Task description ->
Identify and reproduce every line holding the string "Taylor".

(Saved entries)
============================================================

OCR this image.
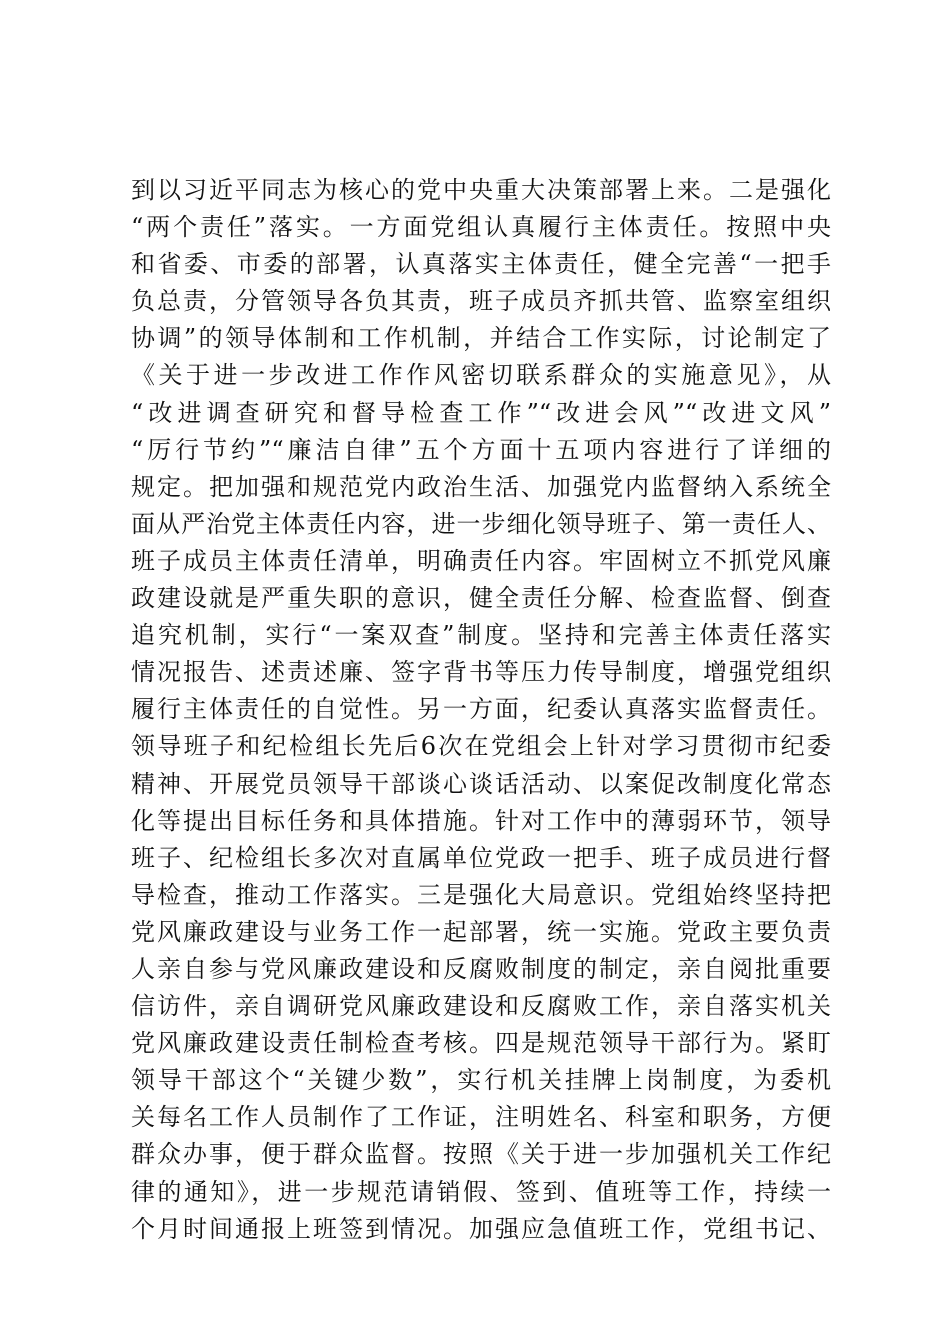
到以习近平同志为核心的党中央重大决策部署上来。二是强化
“两个责任”落实。一方面党组认真履行主体责任。按照中央
和省委、市委的部署，认真落实主体责任，健全完善“一把手
负总责，分管领导各负其责，班子成员齐抓共管、监察室组织
协调”的领导体制和工作机制，并结合工作实际，讨论制定了
《关于进一步改进工作作风密切联系群众的实施意见》，从
“改进调查研究和督导检查工作”“改进会风”“改进文风”
“厉行节约”“廉洁自律”五个方面十五项内容进行了详细的
规定。把加强和规范党内政治生活、加强党内监督纳入系统全
面从严治党主体责任内容，进一步细化领导班子、第一责任人、
班子成员主体责任清单，明确责任内容。牢固树立不抓党风廉
政建设就是严重失职的意识，健全责任分解、检查监督、倒查
追究机制，实行“一案双查”制度。坚持和完善主体责任落实
情况报告、述责述廉、签字背书等压力传导制度，增强党组织
履行主体责任的自觉性。另一方面，纪委认真落实监督责任。
领导班子和纪检组长先后6次在党组会上针对学习贯彻市纪委
精神、开展党员领导干部谈心谈话活动、以案促改制度化常态
化等提出目标任务和具体措施。针对工作中的薄弱环节，领导
班子、纪检组长多次对直属单位党政一把手、班子成员进行督
导检查，推动工作落实。三是强化大局意识。党组始终坚持把
党风廉政建设与业务工作一起部署，统一实施。党政主要负责
人亲自参与党风廉政建设和反腐败制度的制定，亲自阅批重要
信访件，亲自调研党风廉政建设和反腐败工作，亲自落实机关
党风廉政建设责任制检查考核。四是规范领导干部行为。紧盯
领导干部这个“关键少数”，实行机关挂牌上岗制度，为委机
关每名工作人员制作了工作证，注明姓名、科室和职务，方便
群众办事，便于群众监督。按照《关于进一步加强机关工作纪
律的通知》，进一步规范请销假、签到、值班等工作，持续一
个月时间通报上班签到情况。加强应急值班工作，党组书记、
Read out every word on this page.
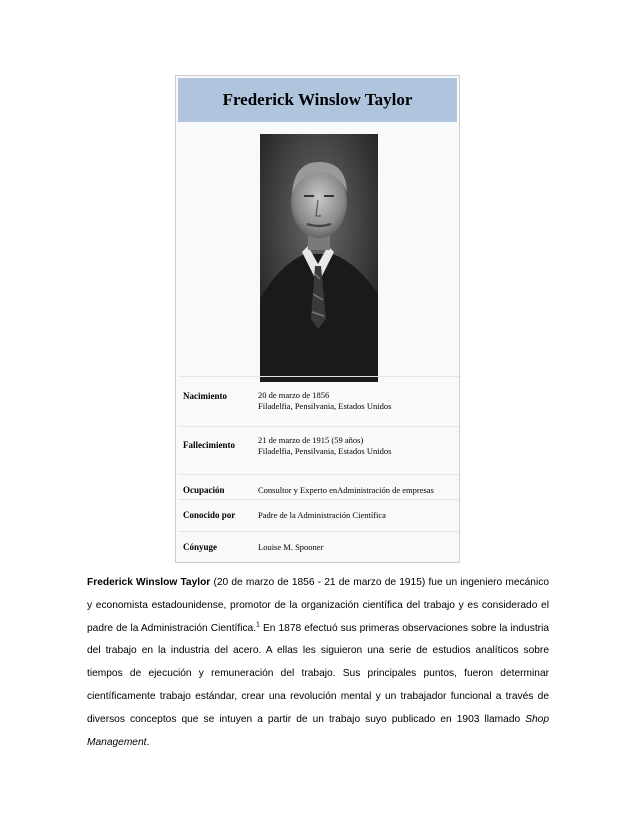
Frederick Winslow Taylor
Nacimiento	20 de marzo de 1856
Filadelfia, Pensilvania, Estados Unidos
Fallecimiento	21 de marzo de 1915 (59 años)
Filadelfia, Pensilvania, Estados Unidos
Ocupación	Consultor y Experto enAdministración de empresas
Conocido por	Padre de la Administración Científica
Cónyuge	Louise M. Spooner

Frederick Winslow Taylor (20 de marzo de 1856 - 21 de marzo de 1915) fue un ingeniero mecánico y economista estadounidense, promotor de la organización científica del trabajo y es considerado el padre de la Administración Científica.$^1$ En 1878 efectuó sus primeras observaciones sobre la industria del trabajo en la industria del acero. A ellas les siguieron una serie de estudios analíticos sobre tiempos de ejecución y remuneración del trabajo. Sus principales puntos, fueron determinar científicamente trabajo estándar, crear una revolución mental y un trabajador funcional a través de diversos conceptos que se intuyen a partir de un trabajo suyo publicado en 1903 llamado Shop Management.
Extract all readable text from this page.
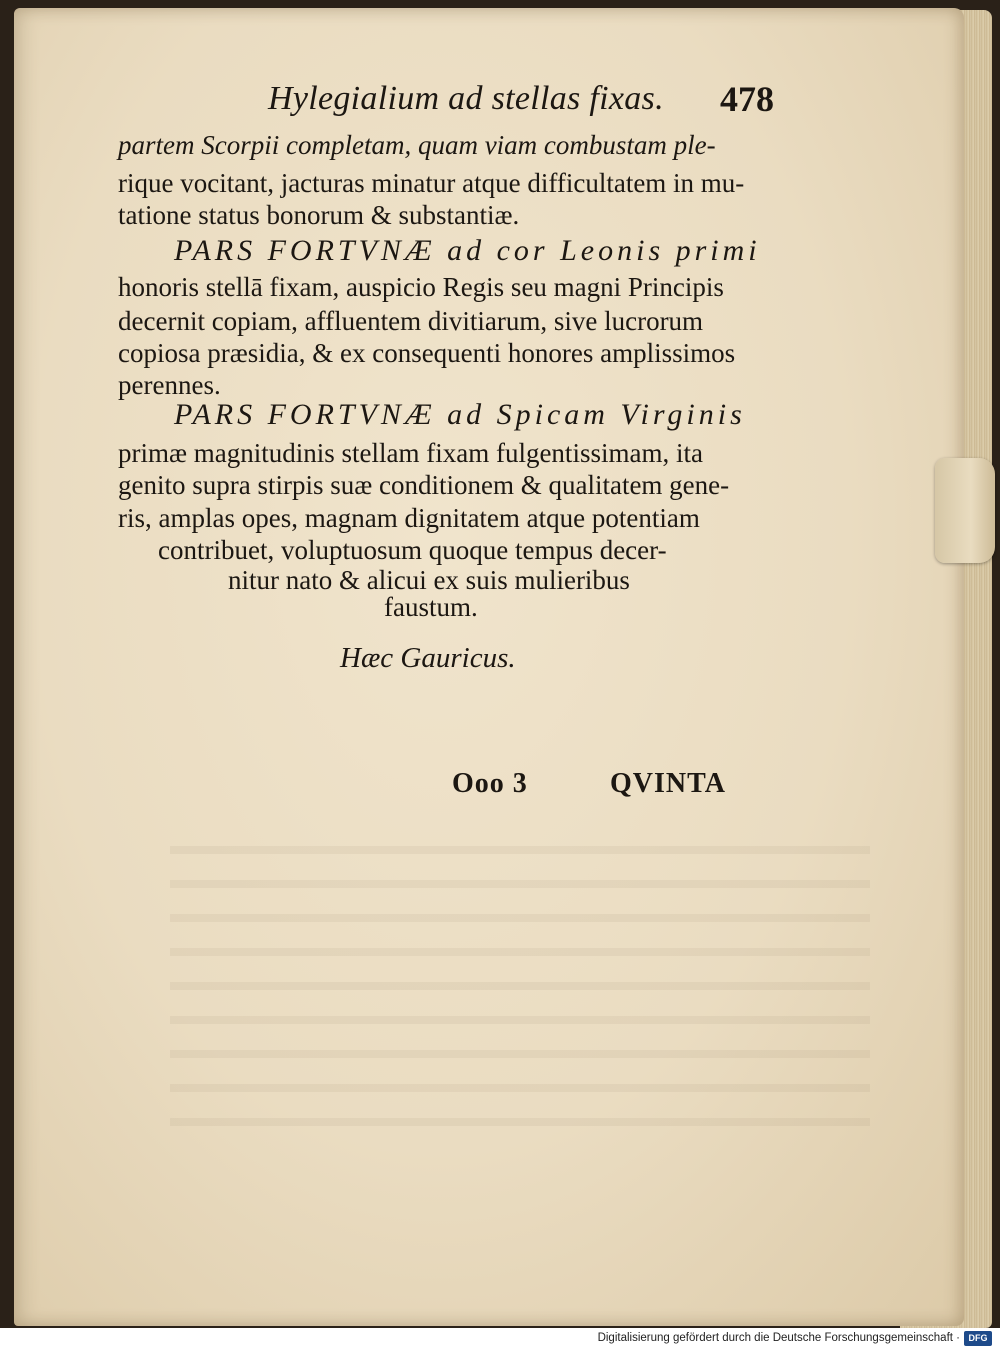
Hylegialium ad stellas fixas. 478
partem Scorpii completam, quam viam combustam ple-
rique vocitant, jacturas minatur atque difficultatem in mu-
tatione status bonorum & substantiæ.
PARS FORTVNÆ ad cor Leonis primi
honoris stellā fixam, auspicio Regis seu magni Principis
decernit copiam, affluentem divitiarum, sive lucrorum
copiosa præsidia, & ex consequenti honores amplissimos
perennes.
PARS FORTVNÆ ad Spicam Virginis
primæ magnitudinis stellam fixam fulgentissimam, ita
genito supra stirpis suæ conditionem & qualitatem gene-
ris, amplas opes, magnam dignitatem atque potentiam
contribuet, voluptuosum quoque tempus decer-
nitur nato & alicui ex suis mulieribus
faustum.
Hæc Gauricus.
Ooo 3	QVINTA
Digitalisierung gefördert durch die Deutsche Forschungsgemeinschaft · DFG
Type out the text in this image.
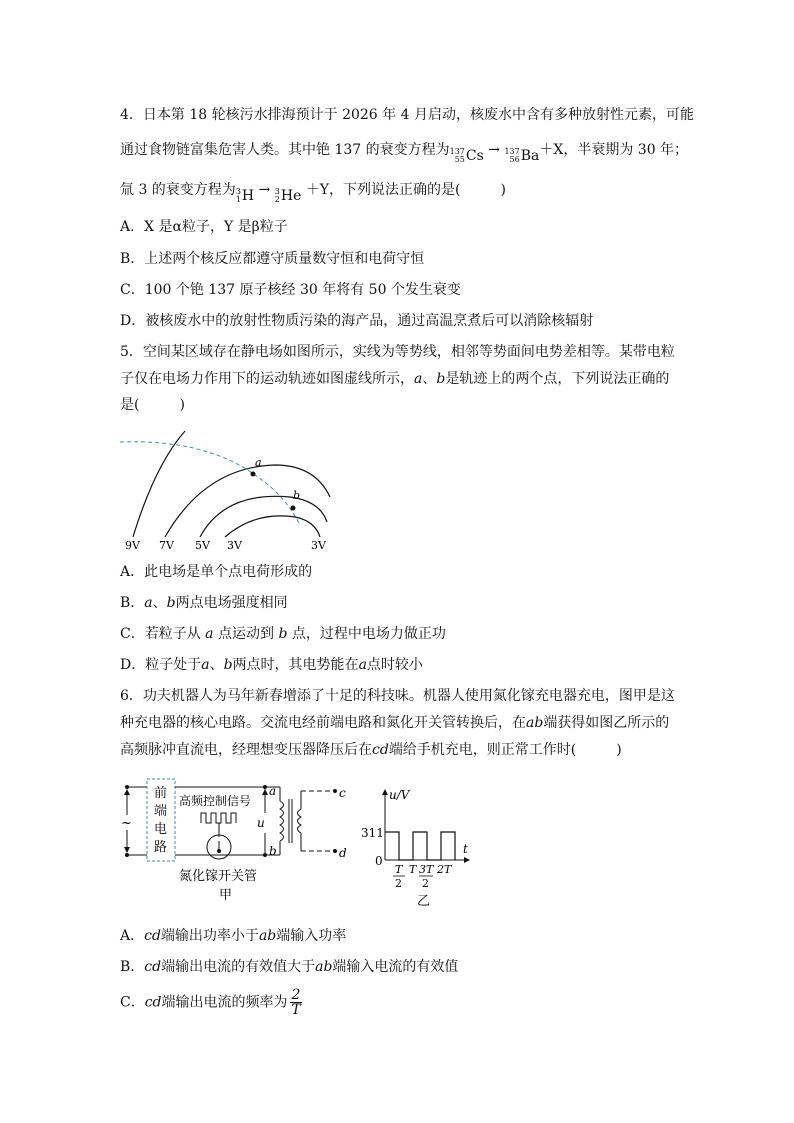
4．日本第 18 轮核污水排海预计于 2026 年 4 月启动，核废水中含有多种放射性元素，可能
通过食物链富集危害人类。其中铯 137 的衰变方程为 137
55 Cs → 137
56 Ba ＋X，半衰期为 30 年；
氚 3 的衰变方程为 3
1 H → 3
2 He ＋Y，下列说法正确的是(	)
A．X 是α粒子，Y 是β粒子
B．上述两个核反应都遵守质量数守恒和电荷守恒
C．100 个铯 137 原子核经 30 年将有 50 个发生衰变
D．被核废水中的放射性物质污染的海产品，通过高温烹煮后可以消除核辐射
5．空间某区域存在静电场如图所示，实线为等势线，相邻等势面间电势差相等。某带电粒
子仅在电场力作用下的运动轨迹如图虚线所示，a、b是轨迹上的两个点，下列说法正确的
是(	)
a
b
9V 7V 5V 3V	3V
A．此电场是单个点电荷形成的
B．a、b两点电场强度相同
C．若粒子从 a 点运动到 b 点，过程中电场力做正功
D．粒子处于a、b两点时，其电势能在a点时较小
6．功夫机器人为马年新春增添了十足的科技味。机器人使用氮化镓充电器充电，图甲是这
种充电器的核心电路。交流电经前端电路和氮化开关管转换后，在ab端获得如图乙所示的
高频脉冲直流电，经理想变压器降压后在cd端给手机充电，则正常工作时(	)
~
前
端
电
路
高频控制信号
氮化镓开关管
甲
a
b
u
c
d
u/V
t
311
0
T
2
T 3T
2
2T
乙
A．cd端输出功率小于ab端输入功率
B．cd端输出电流的有效值大于ab端输入电流的有效值
C．cd端输出电流的频率为 $\frac{2}{T}$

============================================================

Written reply ->
Frederick Winslow Taylor
Frederick Winslow Taylor (20 de marzo de 1856 - 21 de marzo de 1915) fue un ingeniero mecánico y economista estadounidense, promotor de la organización científica del trabajo y es considerado el padre de la Administración Científica.$^1$ En 1878 efectuó sus primeras observaciones sobre la industria del trabajo en la industria del acero. A ellas les siguieron una serie de estudios analíticos sobre tiempos de ejecución y remuneración del trabajo. Sus principales puntos, fueron determinar científicamente trabajo estándar, crear una revolución mental y un trabajador funcional a través de diversos conceptos que se intuyen a partir de un trabajo suyo publicado en 1903 llamado Shop Management.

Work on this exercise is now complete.